Objective — From the entries below, list each line with "content".

Material for this exercise —
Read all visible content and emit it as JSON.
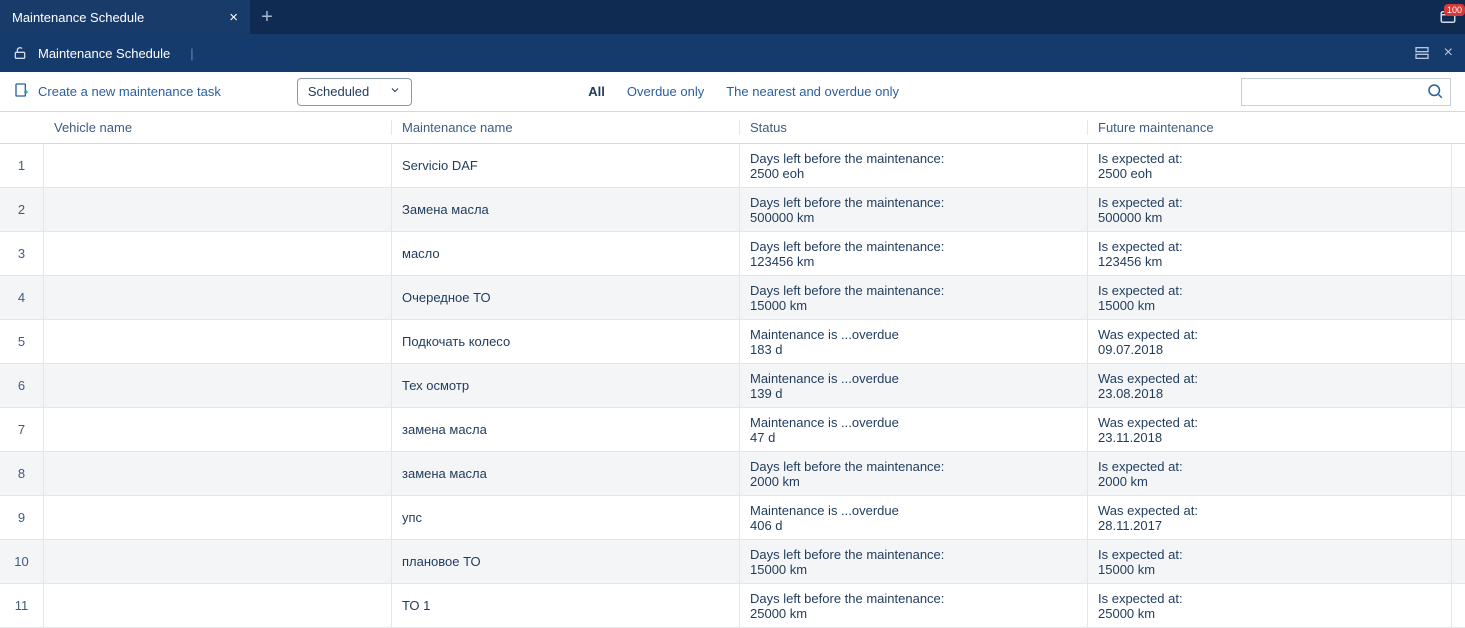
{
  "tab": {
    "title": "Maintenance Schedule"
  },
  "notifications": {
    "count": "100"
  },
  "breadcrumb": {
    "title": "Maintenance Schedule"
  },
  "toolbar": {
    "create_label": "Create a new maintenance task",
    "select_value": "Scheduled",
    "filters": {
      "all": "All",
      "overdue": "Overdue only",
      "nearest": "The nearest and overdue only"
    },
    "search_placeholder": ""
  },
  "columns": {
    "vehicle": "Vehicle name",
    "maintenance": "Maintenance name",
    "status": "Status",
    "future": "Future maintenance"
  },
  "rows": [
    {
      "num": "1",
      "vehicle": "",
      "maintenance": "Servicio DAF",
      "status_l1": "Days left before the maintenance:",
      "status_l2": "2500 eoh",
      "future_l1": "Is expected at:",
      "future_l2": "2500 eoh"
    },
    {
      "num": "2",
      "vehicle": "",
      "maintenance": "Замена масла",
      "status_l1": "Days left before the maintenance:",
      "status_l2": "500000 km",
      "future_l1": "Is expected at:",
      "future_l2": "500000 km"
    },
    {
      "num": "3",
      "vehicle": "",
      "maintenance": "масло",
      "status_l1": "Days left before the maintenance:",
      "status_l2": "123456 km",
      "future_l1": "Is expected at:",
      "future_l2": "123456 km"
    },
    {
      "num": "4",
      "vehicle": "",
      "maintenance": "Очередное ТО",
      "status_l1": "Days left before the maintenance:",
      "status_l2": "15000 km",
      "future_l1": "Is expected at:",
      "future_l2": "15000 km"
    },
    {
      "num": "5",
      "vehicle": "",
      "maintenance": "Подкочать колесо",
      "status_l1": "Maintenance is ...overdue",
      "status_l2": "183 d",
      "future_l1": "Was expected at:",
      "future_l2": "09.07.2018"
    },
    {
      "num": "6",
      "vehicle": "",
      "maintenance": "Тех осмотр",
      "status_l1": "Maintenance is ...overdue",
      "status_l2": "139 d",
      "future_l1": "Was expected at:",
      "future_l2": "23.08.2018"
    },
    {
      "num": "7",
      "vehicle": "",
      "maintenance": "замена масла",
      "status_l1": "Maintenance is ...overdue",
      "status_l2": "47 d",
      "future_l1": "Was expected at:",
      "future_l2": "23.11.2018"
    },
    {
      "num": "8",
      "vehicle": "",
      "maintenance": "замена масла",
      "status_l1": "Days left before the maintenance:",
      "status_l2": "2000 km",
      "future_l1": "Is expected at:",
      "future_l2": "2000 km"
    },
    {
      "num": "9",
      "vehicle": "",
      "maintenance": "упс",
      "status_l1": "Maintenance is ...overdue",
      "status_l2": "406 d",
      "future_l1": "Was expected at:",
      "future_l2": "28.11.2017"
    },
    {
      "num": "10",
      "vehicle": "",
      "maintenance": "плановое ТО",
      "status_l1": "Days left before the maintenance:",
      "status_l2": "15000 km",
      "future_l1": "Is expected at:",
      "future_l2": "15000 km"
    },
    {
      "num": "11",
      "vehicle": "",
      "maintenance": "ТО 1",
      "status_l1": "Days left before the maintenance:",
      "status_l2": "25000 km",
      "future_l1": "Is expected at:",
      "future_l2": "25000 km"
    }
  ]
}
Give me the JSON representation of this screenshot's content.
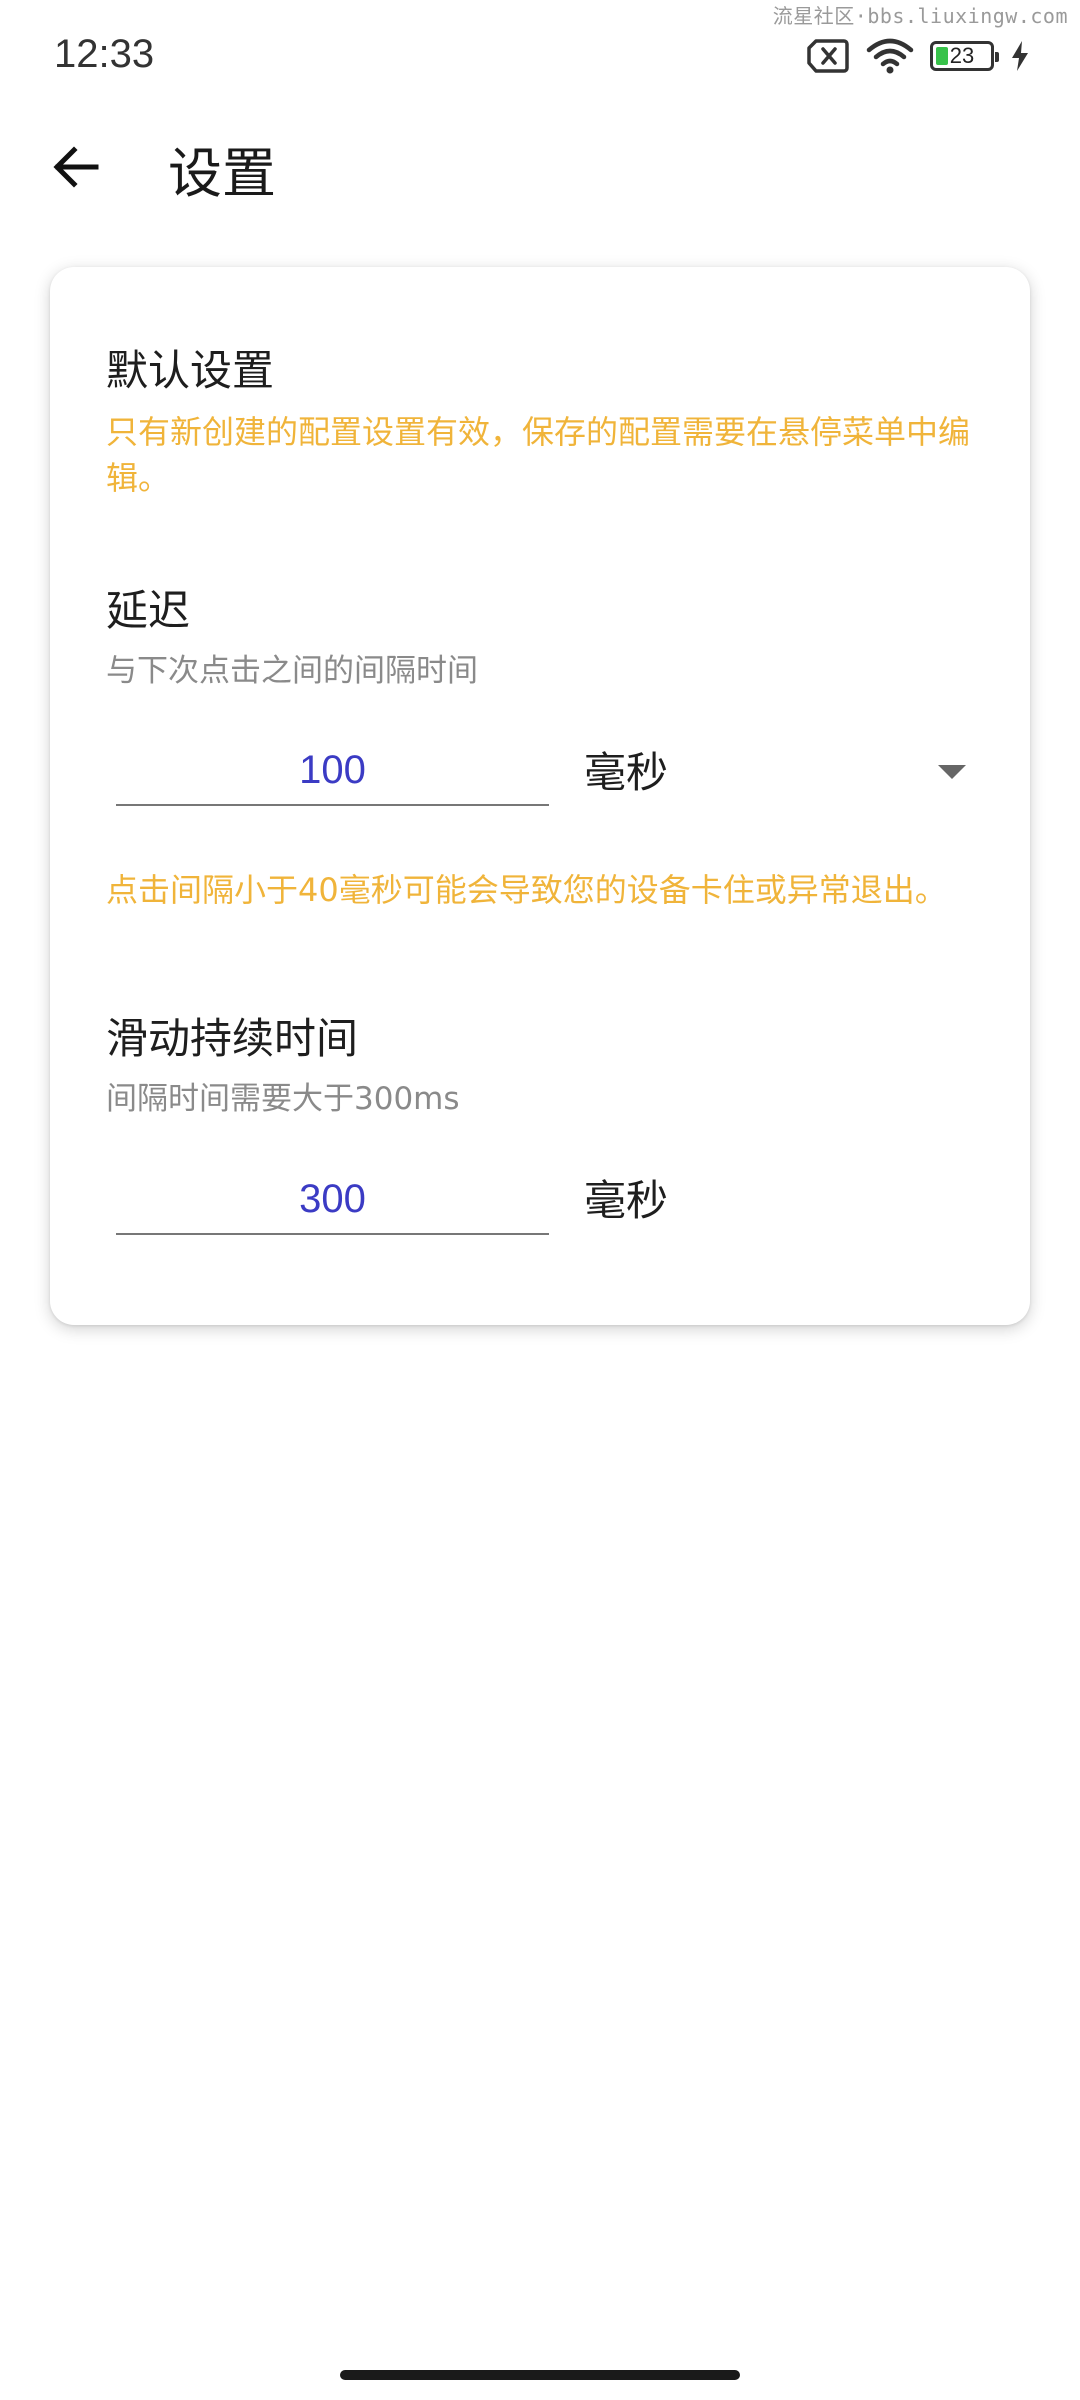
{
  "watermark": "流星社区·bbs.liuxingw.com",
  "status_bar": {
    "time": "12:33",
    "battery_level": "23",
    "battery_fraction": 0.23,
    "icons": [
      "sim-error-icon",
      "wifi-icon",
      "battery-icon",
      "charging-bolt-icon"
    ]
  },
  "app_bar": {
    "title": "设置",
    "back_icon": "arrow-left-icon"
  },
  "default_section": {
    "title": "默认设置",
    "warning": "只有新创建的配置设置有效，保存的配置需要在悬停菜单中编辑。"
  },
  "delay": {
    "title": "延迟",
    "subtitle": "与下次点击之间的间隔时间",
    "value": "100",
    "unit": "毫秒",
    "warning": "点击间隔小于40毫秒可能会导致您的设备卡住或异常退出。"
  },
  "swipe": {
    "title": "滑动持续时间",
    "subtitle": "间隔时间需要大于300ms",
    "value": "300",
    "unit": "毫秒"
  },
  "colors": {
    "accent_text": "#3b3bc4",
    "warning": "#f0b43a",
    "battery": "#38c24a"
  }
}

Task result —
Read all visible content and emit it as JSON.
Give me the JSON representation of this screenshot's content.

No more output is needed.